* [What is expected]
Where the string "with" occurs in the material below, report the whole line.

[Lines of data]
------

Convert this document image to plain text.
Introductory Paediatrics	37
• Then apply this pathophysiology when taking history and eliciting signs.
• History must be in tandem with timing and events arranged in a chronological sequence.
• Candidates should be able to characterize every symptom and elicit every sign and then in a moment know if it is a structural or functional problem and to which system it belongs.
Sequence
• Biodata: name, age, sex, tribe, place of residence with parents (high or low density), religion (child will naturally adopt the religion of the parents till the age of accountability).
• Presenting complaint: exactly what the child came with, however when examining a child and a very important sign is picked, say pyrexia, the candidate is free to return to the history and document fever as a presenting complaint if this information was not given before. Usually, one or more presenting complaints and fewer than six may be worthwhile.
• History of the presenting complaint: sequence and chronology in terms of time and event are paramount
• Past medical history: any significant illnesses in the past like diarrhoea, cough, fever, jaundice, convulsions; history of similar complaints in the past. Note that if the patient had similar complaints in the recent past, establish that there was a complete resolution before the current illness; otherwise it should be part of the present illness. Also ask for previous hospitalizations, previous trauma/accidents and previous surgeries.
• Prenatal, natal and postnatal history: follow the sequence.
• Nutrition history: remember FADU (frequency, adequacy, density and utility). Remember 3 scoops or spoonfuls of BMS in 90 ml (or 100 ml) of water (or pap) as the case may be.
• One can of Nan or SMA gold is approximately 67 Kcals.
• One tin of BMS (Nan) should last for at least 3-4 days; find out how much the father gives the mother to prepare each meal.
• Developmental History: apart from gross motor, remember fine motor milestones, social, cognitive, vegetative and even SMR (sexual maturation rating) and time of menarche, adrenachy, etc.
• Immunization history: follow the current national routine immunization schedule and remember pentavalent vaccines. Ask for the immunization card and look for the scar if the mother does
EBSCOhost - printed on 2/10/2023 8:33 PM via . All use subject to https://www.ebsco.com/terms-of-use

------

* [Answer below]
• History must be in tandem with timing and events arranged in a chronological sequence.
• Biodata: name, age, sex, tribe, place of residence with parents (high or low density), religion (child will naturally adopt the religion of the parents till the age of accountability).
• Presenting complaint: exactly what the child came with, however when examining a child and a very important sign is picked, say pyrexia, the candidate is free to return to the history and document fever as a presenting complaint if this information was not given before. Usually, one or more presenting complaints and fewer than six may be worthwhile.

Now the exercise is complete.